┌────────
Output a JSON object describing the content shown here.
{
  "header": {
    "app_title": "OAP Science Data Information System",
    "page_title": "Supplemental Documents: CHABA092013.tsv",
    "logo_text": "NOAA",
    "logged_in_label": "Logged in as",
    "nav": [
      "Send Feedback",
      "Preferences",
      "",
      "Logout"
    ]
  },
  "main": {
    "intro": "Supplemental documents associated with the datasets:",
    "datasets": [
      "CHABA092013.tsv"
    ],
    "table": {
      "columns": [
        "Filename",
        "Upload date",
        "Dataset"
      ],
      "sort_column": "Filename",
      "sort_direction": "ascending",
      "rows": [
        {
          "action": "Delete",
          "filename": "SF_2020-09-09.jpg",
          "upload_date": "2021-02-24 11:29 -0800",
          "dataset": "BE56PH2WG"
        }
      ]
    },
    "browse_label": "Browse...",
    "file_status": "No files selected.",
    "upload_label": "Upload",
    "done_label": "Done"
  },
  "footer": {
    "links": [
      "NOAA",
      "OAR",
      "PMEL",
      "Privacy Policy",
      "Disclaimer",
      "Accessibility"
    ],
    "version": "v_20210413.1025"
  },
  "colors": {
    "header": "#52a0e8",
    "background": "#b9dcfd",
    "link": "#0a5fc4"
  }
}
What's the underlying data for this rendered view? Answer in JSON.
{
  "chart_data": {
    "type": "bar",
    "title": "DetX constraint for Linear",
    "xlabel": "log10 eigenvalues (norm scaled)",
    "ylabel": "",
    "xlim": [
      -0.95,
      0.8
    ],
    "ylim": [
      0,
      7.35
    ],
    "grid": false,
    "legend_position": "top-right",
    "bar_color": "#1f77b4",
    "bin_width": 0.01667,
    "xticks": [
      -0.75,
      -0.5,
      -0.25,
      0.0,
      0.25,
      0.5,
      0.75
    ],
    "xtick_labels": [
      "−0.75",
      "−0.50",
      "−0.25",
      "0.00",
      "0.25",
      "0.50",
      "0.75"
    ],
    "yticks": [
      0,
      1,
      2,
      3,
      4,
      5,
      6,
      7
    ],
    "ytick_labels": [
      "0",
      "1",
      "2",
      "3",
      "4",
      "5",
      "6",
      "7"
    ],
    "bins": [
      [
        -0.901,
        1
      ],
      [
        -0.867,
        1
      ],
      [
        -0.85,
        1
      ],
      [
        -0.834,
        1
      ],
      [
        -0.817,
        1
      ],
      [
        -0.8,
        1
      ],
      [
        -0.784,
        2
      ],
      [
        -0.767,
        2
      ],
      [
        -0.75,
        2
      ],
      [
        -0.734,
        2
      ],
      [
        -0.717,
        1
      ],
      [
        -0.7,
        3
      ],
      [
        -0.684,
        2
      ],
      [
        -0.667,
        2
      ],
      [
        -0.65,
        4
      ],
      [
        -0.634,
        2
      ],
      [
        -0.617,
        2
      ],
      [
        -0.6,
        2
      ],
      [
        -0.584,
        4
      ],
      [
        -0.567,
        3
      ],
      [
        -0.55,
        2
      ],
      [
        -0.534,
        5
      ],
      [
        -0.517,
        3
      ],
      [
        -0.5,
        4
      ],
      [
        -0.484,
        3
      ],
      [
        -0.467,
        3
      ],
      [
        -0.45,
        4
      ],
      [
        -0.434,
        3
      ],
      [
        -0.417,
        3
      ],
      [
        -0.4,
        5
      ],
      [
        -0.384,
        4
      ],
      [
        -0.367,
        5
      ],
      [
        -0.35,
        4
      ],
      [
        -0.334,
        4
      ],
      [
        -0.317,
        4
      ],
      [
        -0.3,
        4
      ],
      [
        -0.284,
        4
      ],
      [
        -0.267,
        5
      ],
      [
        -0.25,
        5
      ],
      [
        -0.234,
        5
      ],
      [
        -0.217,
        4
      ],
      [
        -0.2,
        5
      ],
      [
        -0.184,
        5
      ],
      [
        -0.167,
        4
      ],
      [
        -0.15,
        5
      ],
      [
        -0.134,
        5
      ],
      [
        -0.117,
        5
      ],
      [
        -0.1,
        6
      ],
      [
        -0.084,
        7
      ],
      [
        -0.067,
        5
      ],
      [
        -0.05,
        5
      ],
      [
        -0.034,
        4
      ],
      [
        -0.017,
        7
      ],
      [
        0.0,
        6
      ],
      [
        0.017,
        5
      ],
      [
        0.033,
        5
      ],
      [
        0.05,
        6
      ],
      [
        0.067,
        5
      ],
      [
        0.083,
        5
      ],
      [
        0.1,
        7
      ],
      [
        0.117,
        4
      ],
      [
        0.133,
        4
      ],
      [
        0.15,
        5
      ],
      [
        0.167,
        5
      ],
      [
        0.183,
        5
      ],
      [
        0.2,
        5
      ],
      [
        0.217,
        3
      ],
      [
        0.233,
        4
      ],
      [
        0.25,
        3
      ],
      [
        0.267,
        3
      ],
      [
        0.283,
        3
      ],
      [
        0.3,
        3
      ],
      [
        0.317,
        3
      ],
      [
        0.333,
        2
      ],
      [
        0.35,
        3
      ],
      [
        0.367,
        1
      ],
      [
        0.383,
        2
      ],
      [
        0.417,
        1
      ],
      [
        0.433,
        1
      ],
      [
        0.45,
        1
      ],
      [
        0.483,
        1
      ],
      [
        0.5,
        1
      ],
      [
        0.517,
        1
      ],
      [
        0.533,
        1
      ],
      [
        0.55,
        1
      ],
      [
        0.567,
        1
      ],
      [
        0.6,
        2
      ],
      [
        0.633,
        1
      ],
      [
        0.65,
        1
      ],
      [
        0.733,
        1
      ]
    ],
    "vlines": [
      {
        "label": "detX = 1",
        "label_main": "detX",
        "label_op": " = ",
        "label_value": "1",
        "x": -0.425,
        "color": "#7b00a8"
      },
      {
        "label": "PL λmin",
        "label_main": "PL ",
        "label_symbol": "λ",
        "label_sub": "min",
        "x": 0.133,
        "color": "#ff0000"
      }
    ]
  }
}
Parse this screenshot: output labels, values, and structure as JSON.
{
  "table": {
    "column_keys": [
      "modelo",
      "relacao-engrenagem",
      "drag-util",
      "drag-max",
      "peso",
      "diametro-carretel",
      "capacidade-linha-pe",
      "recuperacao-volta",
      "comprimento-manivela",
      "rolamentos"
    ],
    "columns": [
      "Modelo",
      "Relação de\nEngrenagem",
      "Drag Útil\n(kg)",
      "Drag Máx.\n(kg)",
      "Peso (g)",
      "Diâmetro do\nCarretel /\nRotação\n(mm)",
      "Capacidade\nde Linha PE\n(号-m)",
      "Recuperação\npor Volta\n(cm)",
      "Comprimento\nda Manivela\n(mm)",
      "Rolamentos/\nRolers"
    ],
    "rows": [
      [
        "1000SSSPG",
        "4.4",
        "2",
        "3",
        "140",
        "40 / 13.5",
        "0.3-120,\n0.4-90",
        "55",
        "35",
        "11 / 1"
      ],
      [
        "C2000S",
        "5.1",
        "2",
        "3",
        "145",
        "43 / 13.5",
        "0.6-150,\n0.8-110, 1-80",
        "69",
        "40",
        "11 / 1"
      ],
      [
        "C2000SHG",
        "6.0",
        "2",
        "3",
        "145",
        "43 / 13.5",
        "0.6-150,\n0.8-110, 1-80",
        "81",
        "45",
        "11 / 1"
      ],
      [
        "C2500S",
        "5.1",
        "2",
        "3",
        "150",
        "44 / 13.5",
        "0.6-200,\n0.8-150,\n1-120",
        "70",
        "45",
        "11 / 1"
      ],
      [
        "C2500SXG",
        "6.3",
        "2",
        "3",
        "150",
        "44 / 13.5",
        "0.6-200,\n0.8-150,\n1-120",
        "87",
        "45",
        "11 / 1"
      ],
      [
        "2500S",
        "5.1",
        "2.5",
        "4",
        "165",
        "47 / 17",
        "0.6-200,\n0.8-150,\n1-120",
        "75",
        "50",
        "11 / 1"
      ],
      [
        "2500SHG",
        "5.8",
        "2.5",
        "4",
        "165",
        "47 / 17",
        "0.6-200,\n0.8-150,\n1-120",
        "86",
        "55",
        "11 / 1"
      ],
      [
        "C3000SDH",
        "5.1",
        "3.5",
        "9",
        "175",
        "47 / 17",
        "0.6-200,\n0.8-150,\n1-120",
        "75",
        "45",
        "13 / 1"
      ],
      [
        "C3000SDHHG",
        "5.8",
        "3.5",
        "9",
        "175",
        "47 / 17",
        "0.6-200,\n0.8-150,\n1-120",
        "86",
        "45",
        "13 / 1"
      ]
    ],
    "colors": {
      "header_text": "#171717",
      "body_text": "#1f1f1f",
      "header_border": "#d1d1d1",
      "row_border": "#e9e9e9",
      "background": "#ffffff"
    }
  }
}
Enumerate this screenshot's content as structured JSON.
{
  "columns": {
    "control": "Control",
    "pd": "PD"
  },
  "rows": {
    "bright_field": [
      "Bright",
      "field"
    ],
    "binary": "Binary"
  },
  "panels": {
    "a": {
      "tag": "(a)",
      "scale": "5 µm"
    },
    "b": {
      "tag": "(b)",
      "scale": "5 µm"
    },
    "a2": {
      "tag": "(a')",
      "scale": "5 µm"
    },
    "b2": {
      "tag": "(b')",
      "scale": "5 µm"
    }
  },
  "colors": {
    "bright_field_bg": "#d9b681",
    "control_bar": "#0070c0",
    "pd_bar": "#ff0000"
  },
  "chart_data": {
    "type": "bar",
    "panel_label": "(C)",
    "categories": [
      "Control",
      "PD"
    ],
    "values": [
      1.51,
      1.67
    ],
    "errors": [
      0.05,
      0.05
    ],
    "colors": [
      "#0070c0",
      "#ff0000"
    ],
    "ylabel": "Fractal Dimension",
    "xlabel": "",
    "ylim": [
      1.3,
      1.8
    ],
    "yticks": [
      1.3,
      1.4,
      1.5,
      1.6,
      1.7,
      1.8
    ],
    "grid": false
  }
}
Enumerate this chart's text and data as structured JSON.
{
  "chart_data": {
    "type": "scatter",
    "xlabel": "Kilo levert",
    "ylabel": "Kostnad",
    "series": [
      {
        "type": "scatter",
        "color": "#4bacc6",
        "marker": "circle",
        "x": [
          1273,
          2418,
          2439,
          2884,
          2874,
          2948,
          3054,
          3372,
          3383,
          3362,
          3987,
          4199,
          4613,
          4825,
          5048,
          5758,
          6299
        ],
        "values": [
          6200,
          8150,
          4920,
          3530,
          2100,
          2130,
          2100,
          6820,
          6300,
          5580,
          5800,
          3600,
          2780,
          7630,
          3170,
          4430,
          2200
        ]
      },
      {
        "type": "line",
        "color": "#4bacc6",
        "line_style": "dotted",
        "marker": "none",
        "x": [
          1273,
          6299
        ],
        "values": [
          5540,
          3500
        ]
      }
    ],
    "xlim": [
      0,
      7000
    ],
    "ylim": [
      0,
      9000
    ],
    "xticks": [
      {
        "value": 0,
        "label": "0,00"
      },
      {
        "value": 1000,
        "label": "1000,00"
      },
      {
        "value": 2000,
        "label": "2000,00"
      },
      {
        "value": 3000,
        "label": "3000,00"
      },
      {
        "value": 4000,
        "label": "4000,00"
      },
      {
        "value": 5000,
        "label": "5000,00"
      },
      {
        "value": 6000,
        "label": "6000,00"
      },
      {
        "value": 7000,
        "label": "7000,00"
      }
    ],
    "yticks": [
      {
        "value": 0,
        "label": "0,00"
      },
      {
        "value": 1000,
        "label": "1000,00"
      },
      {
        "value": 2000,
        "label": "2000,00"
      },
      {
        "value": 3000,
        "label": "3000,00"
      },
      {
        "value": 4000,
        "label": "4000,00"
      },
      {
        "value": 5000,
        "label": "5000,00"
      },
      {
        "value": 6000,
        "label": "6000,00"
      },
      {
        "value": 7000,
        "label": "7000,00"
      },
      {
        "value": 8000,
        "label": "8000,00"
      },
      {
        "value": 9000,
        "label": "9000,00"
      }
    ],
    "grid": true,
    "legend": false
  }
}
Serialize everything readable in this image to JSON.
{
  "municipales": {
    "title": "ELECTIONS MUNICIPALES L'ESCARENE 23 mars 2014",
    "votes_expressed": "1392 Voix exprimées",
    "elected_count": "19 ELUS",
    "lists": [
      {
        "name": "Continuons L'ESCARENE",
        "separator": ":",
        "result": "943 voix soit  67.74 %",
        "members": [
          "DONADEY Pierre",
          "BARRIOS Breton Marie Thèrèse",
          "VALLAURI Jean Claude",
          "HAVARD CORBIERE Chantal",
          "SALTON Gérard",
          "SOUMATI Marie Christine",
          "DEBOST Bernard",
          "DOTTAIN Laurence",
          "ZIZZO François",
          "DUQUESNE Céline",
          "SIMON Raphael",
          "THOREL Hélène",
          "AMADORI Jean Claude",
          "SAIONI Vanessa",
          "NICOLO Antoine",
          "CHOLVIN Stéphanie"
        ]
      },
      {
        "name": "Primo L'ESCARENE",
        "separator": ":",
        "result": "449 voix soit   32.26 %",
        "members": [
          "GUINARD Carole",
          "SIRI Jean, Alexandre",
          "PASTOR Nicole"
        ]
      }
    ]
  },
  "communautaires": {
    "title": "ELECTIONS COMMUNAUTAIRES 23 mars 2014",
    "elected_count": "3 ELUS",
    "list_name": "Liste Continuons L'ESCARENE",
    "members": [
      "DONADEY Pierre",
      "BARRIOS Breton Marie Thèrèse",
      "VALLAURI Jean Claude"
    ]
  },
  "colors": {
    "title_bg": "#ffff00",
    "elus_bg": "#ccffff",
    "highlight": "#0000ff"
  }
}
└────────
> [Exercise instructions] Using the listing, copy every line where the word "xlabel" shows up.

> [Result of this task]
    "xlabel": "log10 eigenvalues (norm scaled)",
    "xlabel": "",
    "xlabel": "Kilo levert",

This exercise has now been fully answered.